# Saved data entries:

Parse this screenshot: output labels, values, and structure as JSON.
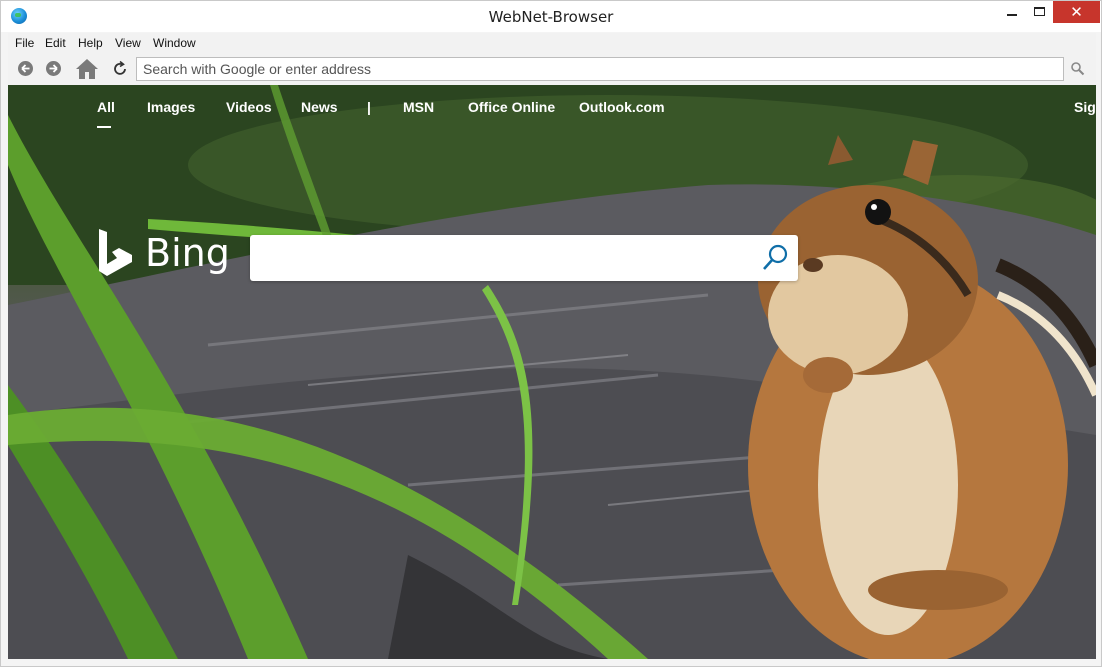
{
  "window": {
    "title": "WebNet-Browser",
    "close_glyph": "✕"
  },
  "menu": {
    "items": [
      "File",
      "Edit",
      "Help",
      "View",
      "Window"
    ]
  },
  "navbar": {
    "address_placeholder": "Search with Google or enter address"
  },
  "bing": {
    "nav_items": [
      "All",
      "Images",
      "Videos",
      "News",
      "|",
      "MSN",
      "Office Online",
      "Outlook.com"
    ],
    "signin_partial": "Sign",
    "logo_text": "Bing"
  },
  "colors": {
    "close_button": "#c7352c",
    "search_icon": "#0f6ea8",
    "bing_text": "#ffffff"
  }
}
---
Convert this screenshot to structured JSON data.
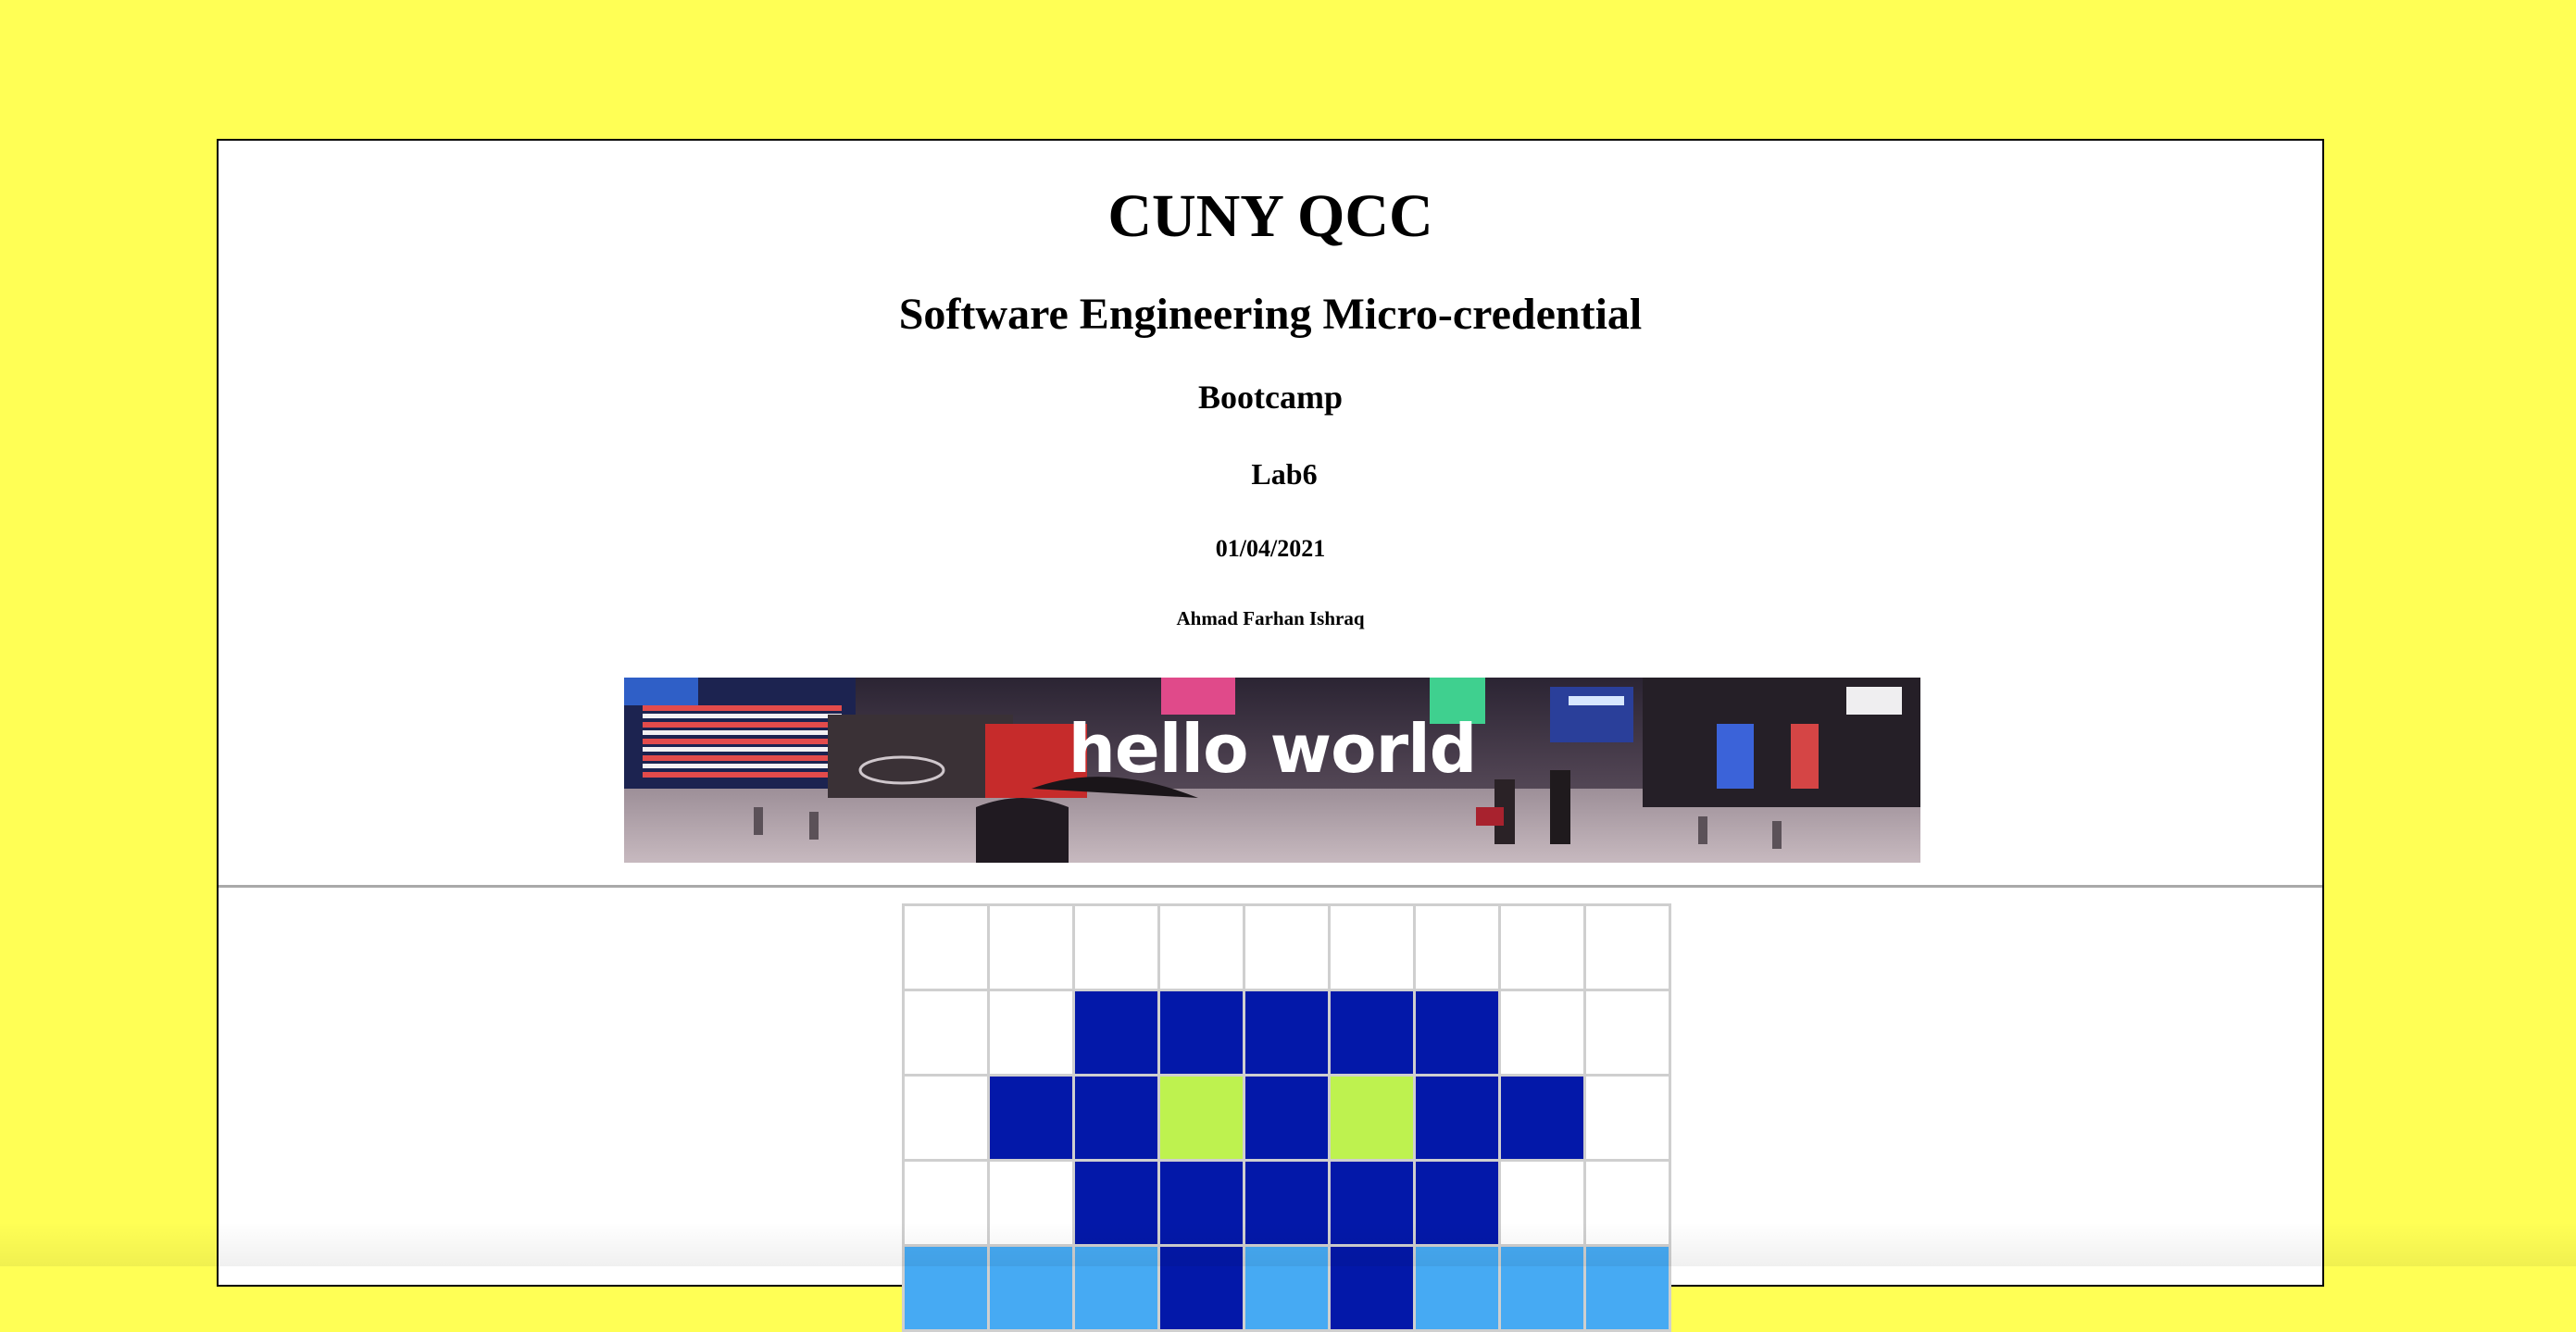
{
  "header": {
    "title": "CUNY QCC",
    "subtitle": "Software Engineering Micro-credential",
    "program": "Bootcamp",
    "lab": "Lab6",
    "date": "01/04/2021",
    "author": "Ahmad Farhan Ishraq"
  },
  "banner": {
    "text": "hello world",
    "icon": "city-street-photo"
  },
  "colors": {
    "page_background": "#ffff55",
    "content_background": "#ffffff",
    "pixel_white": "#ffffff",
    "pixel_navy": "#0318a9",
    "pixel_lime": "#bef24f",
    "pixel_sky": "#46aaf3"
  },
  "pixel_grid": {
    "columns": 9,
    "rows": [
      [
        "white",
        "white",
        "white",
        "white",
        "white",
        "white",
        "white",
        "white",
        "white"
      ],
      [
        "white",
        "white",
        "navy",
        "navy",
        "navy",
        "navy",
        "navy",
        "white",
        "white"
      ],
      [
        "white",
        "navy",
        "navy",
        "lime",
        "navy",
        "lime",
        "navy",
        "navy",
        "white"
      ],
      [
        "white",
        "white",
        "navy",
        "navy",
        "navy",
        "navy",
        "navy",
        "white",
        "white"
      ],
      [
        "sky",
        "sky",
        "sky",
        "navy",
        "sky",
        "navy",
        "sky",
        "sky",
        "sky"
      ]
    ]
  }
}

# TASK INSTRUCTIONS:
Give only the number of lines in the listing above that include the string "JSON".

# RESULT FOR THIS EXERCISE:
2